Copy every entry below verbatim, line by line, and omit the pictures from your copy.

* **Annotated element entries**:
________________
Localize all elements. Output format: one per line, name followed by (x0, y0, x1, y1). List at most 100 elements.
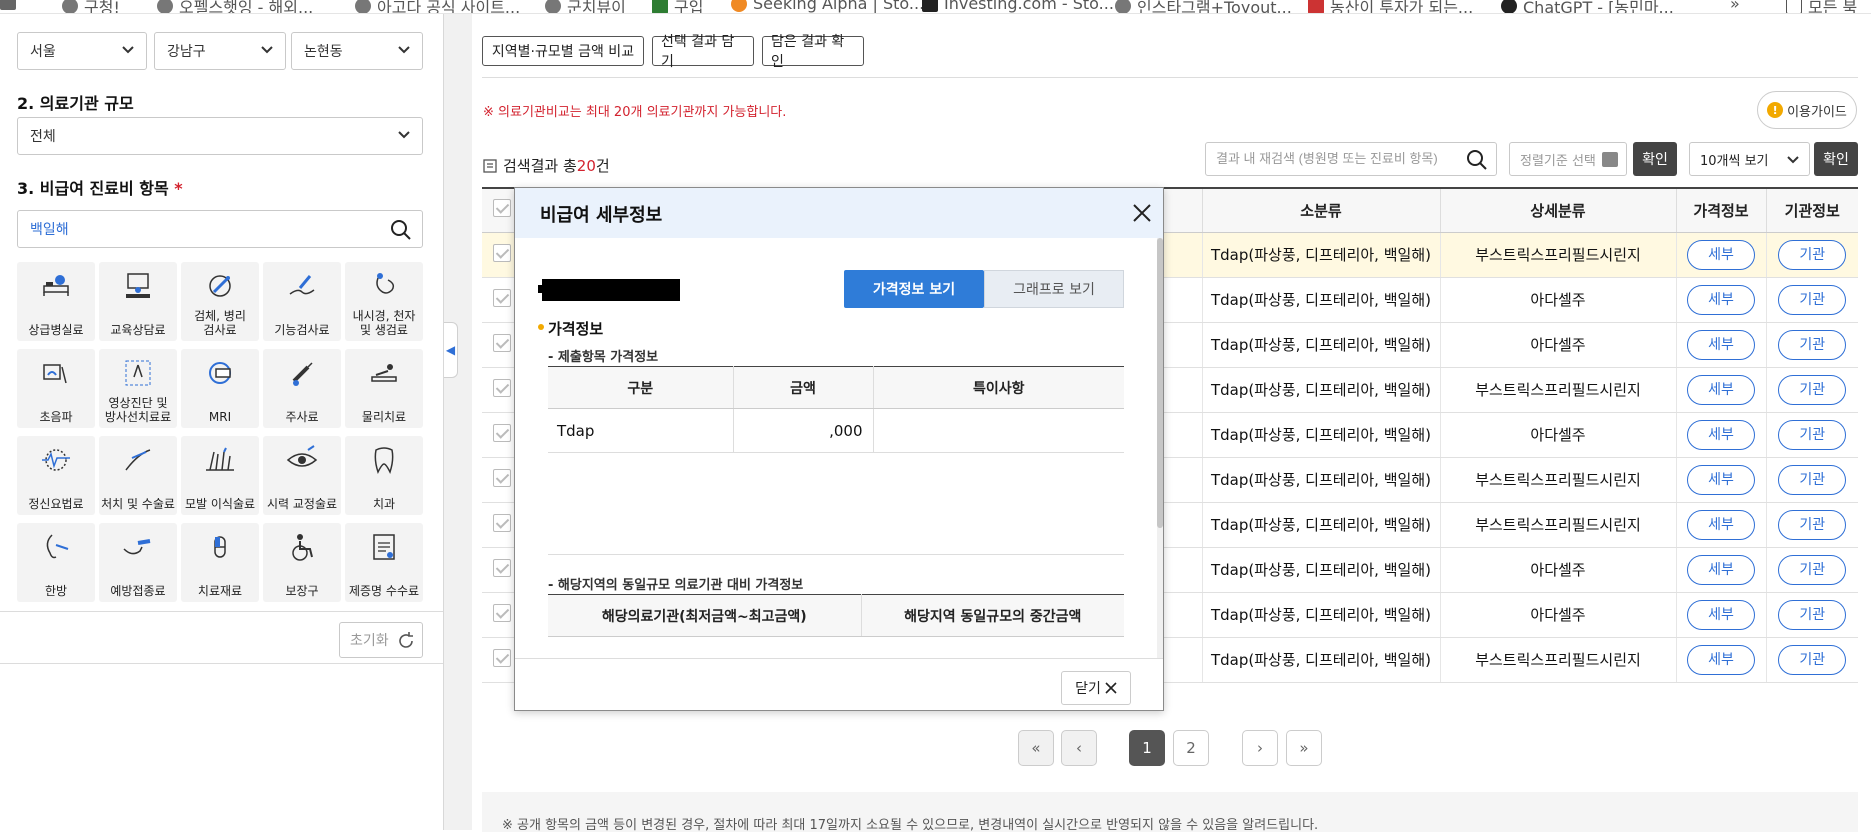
detail-button[interactable]: 세부 (1687, 599, 1755, 630)
page-1-button[interactable]: 1 (1129, 730, 1165, 766)
bookmark-item[interactable]: 인스타그램+Toyout... (1115, 0, 1292, 13)
row-checkbox[interactable] (493, 288, 511, 307)
detail-button[interactable]: 세부 (1687, 239, 1755, 270)
guide-button[interactable]: ! 이용가이드 (1757, 91, 1857, 129)
bookmark-item[interactable]: 농산이 투자가 되는... (1308, 0, 1473, 13)
bookmark-item[interactable]: ChatGPT - [농민마... (1501, 0, 1674, 13)
col-note: 특이사항 (872, 366, 1124, 409)
modal-scrollbar[interactable] (1157, 238, 1163, 658)
category-endoscopy[interactable]: 내시경, 천자 및 생검료 (345, 262, 423, 341)
category-mri[interactable]: MRI (181, 349, 259, 428)
sort-select[interactable]: 정렬기준 선택 (1509, 142, 1627, 176)
category-vaccination[interactable]: 예방접종료 (99, 523, 177, 602)
org-button[interactable]: 기관 (1778, 464, 1847, 495)
row-checkbox[interactable] (493, 558, 511, 577)
detail-button[interactable]: 세부 (1687, 464, 1755, 495)
search-icon[interactable] (390, 219, 412, 241)
category-certificate[interactable]: 제증명 수수료 (345, 523, 423, 602)
category-assistive-device[interactable]: 보장구 (263, 523, 341, 602)
save-results-button[interactable]: 선택 결과 담기 (652, 34, 754, 70)
org-button[interactable]: 기관 (1778, 599, 1847, 630)
cell-sub: Tdap(파상풍, 디프테리아, 백일해) (1201, 232, 1440, 278)
bookmark-item[interactable]: 오펠스햇잉 - 해외... (157, 0, 313, 13)
per-page-confirm-button[interactable]: 확인 (1814, 142, 1858, 176)
result-search-input[interactable] (1216, 151, 1456, 166)
category-physical-therapy[interactable]: 물리치료 (345, 349, 423, 428)
sort-confirm-button[interactable]: 확인 (1633, 142, 1677, 176)
bookmark-item[interactable]: 구청! (62, 0, 120, 13)
category-oriental-medicine[interactable]: 한방 (17, 523, 95, 602)
detail-button[interactable]: 세부 (1687, 374, 1755, 405)
bookmarks-overflow[interactable]: » (1730, 0, 1740, 13)
bookmark-item[interactable]: 구입 (652, 0, 703, 13)
org-button[interactable]: 기관 (1778, 239, 1847, 270)
category-counseling[interactable]: 교육상담료 (99, 262, 177, 341)
category-pathology[interactable]: 검체, 병리 검사료 (181, 262, 259, 341)
detail-button[interactable]: 세부 (1687, 509, 1755, 540)
modal-close-button[interactable]: 닫기 (1061, 671, 1131, 705)
page-2-button[interactable]: 2 (1173, 730, 1209, 766)
row-checkbox[interactable] (493, 603, 511, 622)
prev-page-button[interactable]: ‹ (1061, 730, 1097, 766)
tab-graph[interactable]: 그래프로 보기 (984, 270, 1124, 308)
org-button[interactable]: 기관 (1778, 644, 1847, 675)
row-checkbox[interactable] (493, 243, 511, 262)
row-checkbox[interactable] (493, 468, 511, 487)
category-hair-transplant[interactable]: 모발 이식술료 (181, 436, 259, 515)
detail-button[interactable]: 세부 (1687, 284, 1755, 315)
region3-select[interactable]: 논현동 (291, 32, 423, 70)
org-button[interactable]: 기관 (1778, 329, 1847, 360)
apps-icon[interactable] (0, 0, 16, 10)
bookmark-item[interactable]: 모든 북 (1786, 0, 1857, 13)
reset-button[interactable]: 초기화 (339, 622, 423, 658)
first-page-button[interactable]: « (1018, 730, 1054, 766)
category-dental[interactable]: 치과 (345, 436, 423, 515)
category-vision-correction[interactable]: 시력 교정술료 (263, 436, 341, 515)
org-button[interactable]: 기관 (1778, 419, 1847, 450)
bookmark-item[interactable]: Investing.com - Sto... (922, 0, 1114, 13)
category-ultrasound[interactable]: 초음파 (17, 349, 95, 428)
tab-price-info[interactable]: 가격정보 보기 (844, 270, 984, 308)
category-radiology[interactable]: 영상진단 및 방사선치료료 (99, 349, 177, 428)
row-checkbox[interactable] (493, 513, 511, 532)
search-icon[interactable] (1466, 149, 1488, 171)
item-search-input[interactable] (30, 221, 370, 237)
org-button[interactable]: 기관 (1778, 554, 1847, 585)
ultrasound-icon (43, 364, 67, 384)
compare-button[interactable]: 지역별·규모별 금액 비교 (482, 36, 644, 66)
bookmark-item[interactable]: 아고다 공식 사이트... (355, 0, 520, 13)
category-psychotherapy[interactable]: 정신요법료 (17, 436, 95, 515)
close-icon[interactable] (1129, 200, 1155, 226)
detail-button[interactable]: 세부 (1687, 554, 1755, 585)
org-button[interactable]: 기관 (1778, 374, 1847, 405)
category-surgery[interactable]: 처치 및 수술료 (99, 436, 177, 515)
row-checkbox[interactable] (493, 378, 511, 397)
detail-button[interactable]: 세부 (1687, 644, 1755, 675)
row-checkbox[interactable] (493, 648, 511, 667)
org-button[interactable]: 기관 (1778, 509, 1847, 540)
per-page-select[interactable]: 10개씩 보기 (1689, 142, 1810, 176)
regional-price-caption: - 해당지역의 동일규모 의료기관 대비 가격정보 (548, 578, 804, 593)
org-button[interactable]: 기관 (1778, 284, 1847, 315)
category-injection[interactable]: 주사료 (263, 349, 341, 428)
detail-button[interactable]: 세부 (1687, 329, 1755, 360)
next-page-button[interactable]: › (1242, 730, 1278, 766)
category-function-test[interactable]: 기능검사료 (263, 262, 341, 341)
region1-select[interactable]: 서울 (17, 32, 147, 70)
region2-select[interactable]: 강남구 (154, 32, 286, 70)
bookmark-item[interactable]: Seeking Alpha | Sto... (731, 0, 924, 13)
row-checkbox[interactable] (493, 333, 511, 352)
view-saved-button[interactable]: 담은 결과 확인 (762, 34, 864, 70)
scrollbar-thumb[interactable] (1157, 238, 1163, 528)
select-all-checkbox[interactable] (493, 199, 511, 218)
row-checkbox[interactable] (493, 423, 511, 442)
collapse-panel-button[interactable]: ◀ (444, 322, 458, 378)
size-select[interactable]: 전체 (17, 117, 423, 155)
detail-button[interactable]: 세부 (1687, 419, 1755, 450)
info-icon: ! (1767, 102, 1784, 118)
last-page-button[interactable]: » (1286, 730, 1322, 766)
category-treatment-material[interactable]: 치료재료 (181, 523, 259, 602)
bookmark-item[interactable]: 군치뷰이 (545, 0, 626, 13)
physical-therapy-icon (371, 364, 397, 382)
category-hospital-room[interactable]: 상급병실료 (17, 262, 95, 341)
________________
* **Answer in full**:
Localize all elements. Output format: one per line, name followed by (x0, y0, x1, y1). List at most 100 elements.
detail-button[interactable]: 세부 (1687, 599, 1755, 630)
page-1-button[interactable]: 1 (1129, 730, 1165, 766)
bookmark-item[interactable]: 인스타그램+Toyout... (1115, 0, 1292, 13)
row-checkbox[interactable] (493, 288, 511, 307)
detail-button[interactable]: 세부 (1687, 239, 1755, 270)
guide-button[interactable]: ! 이용가이드 (1757, 91, 1857, 129)
bookmark-item[interactable]: 농산이 투자가 되는... (1308, 0, 1473, 13)
bookmark-item[interactable]: ChatGPT - [농민마... (1501, 0, 1674, 13)
col-note: 특이사항 (872, 366, 1124, 409)
modal-scrollbar[interactable] (1157, 238, 1163, 658)
category-endoscopy[interactable]: 내시경, 천자 및 생검료 (345, 262, 423, 341)
category-mri[interactable]: MRI (181, 349, 259, 428)
sort-select[interactable]: 정렬기준 선택 (1509, 142, 1627, 176)
category-vaccination[interactable]: 예방접종료 (99, 523, 177, 602)
org-button[interactable]: 기관 (1778, 464, 1847, 495)
row-checkbox[interactable] (493, 558, 511, 577)
detail-button[interactable]: 세부 (1687, 464, 1755, 495)
search-icon[interactable] (390, 219, 412, 241)
category-certificate[interactable]: 제증명 수수료 (345, 523, 423, 602)
category-assistive-device[interactable]: 보장구 (263, 523, 341, 602)
save-results-button[interactable]: 선택 결과 담기 (652, 34, 754, 70)
org-button[interactable]: 기관 (1778, 599, 1847, 630)
cell-sub: Tdap(파상풍, 디프테리아, 백일해) (1201, 232, 1440, 278)
bookmark-item[interactable]: 오펠스햇잉 - 해외... (157, 0, 313, 13)
per-page-confirm-button[interactable]: 확인 (1814, 142, 1858, 176)
result-search-input[interactable] (1216, 151, 1456, 166)
category-physical-therapy[interactable]: 물리치료 (345, 349, 423, 428)
sort-confirm-button[interactable]: 확인 (1633, 142, 1677, 176)
bookmark-item[interactable]: 구청! (62, 0, 120, 13)
category-oriental-medicine[interactable]: 한방 (17, 523, 95, 602)
detail-button[interactable]: 세부 (1687, 374, 1755, 405)
bookmarks-overflow[interactable]: » (1730, 0, 1740, 13)
bookmark-item[interactable]: 구입 (652, 0, 703, 13)
org-button[interactable]: 기관 (1778, 239, 1847, 270)
category-counseling[interactable]: 교육상담료 (99, 262, 177, 341)
category-pathology[interactable]: 검체, 병리 검사료 (181, 262, 259, 341)
detail-button[interactable]: 세부 (1687, 509, 1755, 540)
modal-close-button[interactable]: 닫기 (1061, 671, 1131, 705)
page-2-button[interactable]: 2 (1173, 730, 1209, 766)
row-checkbox[interactable] (493, 603, 511, 622)
prev-page-button[interactable]: ‹ (1061, 730, 1097, 766)
tab-graph[interactable]: 그래프로 보기 (984, 270, 1124, 308)
org-button[interactable]: 기관 (1778, 644, 1847, 675)
row-checkbox[interactable] (493, 243, 511, 262)
row-checkbox[interactable] (493, 468, 511, 487)
category-hair-transplant[interactable]: 모발 이식술료 (181, 436, 259, 515)
detail-button[interactable]: 세부 (1687, 284, 1755, 315)
region3-select[interactable]: 논현동 (291, 32, 423, 70)
org-button[interactable]: 기관 (1778, 329, 1847, 360)
apps-icon[interactable] (0, 0, 16, 10)
bookmark-item[interactable]: 모든 북 (1786, 0, 1857, 13)
reset-button[interactable]: 초기화 (339, 622, 423, 658)
first-page-button[interactable]: « (1018, 730, 1054, 766)
category-dental[interactable]: 치과 (345, 436, 423, 515)
category-vision-correction[interactable]: 시력 교정술료 (263, 436, 341, 515)
org-button[interactable]: 기관 (1778, 419, 1847, 450)
bookmark-item[interactable]: Investing.com - Sto... (922, 0, 1114, 13)
category-ultrasound[interactable]: 초음파 (17, 349, 95, 428)
tab-price-info[interactable]: 가격정보 보기 (844, 270, 984, 308)
category-radiology[interactable]: 영상진단 및 방사선치료료 (99, 349, 177, 428)
row-checkbox[interactable] (493, 513, 511, 532)
search-icon[interactable] (1466, 149, 1488, 171)
item-search-input[interactable] (30, 221, 370, 237)
org-button[interactable]: 기관 (1778, 554, 1847, 585)
ultrasound-icon (43, 364, 67, 384)
compare-button[interactable]: 지역별·규모별 금액 비교 (482, 36, 644, 66)
bookmark-item[interactable]: 아고다 공식 사이트... (355, 0, 520, 13)
category-psychotherapy[interactable]: 정신요법료 (17, 436, 95, 515)
close-icon[interactable] (1129, 200, 1155, 226)
detail-button[interactable]: 세부 (1687, 554, 1755, 585)
org-button[interactable]: 기관 (1778, 374, 1847, 405)
category-surgery[interactable]: 처치 및 수술료 (99, 436, 177, 515)
row-checkbox[interactable] (493, 378, 511, 397)
detail-button[interactable]: 세부 (1687, 644, 1755, 675)
row-checkbox[interactable] (493, 648, 511, 667)
org-button[interactable]: 기관 (1778, 509, 1847, 540)
per-page-select[interactable]: 10개씩 보기 (1689, 142, 1810, 176)
regional-price-caption: - 해당지역의 동일규모 의료기관 대비 가격정보 (548, 578, 804, 593)
org-button[interactable]: 기관 (1778, 284, 1847, 315)
category-injection[interactable]: 주사료 (263, 349, 341, 428)
detail-button[interactable]: 세부 (1687, 329, 1755, 360)
next-page-button[interactable]: › (1242, 730, 1278, 766)
category-function-test[interactable]: 기능검사료 (263, 262, 341, 341)
region1-select[interactable]: 서울 (17, 32, 147, 70)
region2-select[interactable]: 강남구 (154, 32, 286, 70)
bookmark-item[interactable]: Seeking Alpha | Sto... (731, 0, 924, 13)
row-checkbox[interactable] (493, 333, 511, 352)
view-saved-button[interactable]: 담은 결과 확인 (762, 34, 864, 70)
scrollbar-thumb[interactable] (1157, 238, 1163, 528)
select-all-checkbox[interactable] (493, 199, 511, 218)
row-checkbox[interactable] (493, 423, 511, 442)
collapse-panel-button[interactable]: ◀ (444, 322, 458, 378)
size-select[interactable]: 전체 (17, 117, 423, 155)
detail-button[interactable]: 세부 (1687, 419, 1755, 450)
info-icon: ! (1767, 102, 1784, 118)
last-page-button[interactable]: » (1286, 730, 1322, 766)
category-treatment-material[interactable]: 치료재료 (181, 523, 259, 602)
bookmark-item[interactable]: 군치뷰이 (545, 0, 626, 13)
physical-therapy-icon (371, 364, 397, 382)
category-hospital-room[interactable]: 상급병실료 (17, 262, 95, 341)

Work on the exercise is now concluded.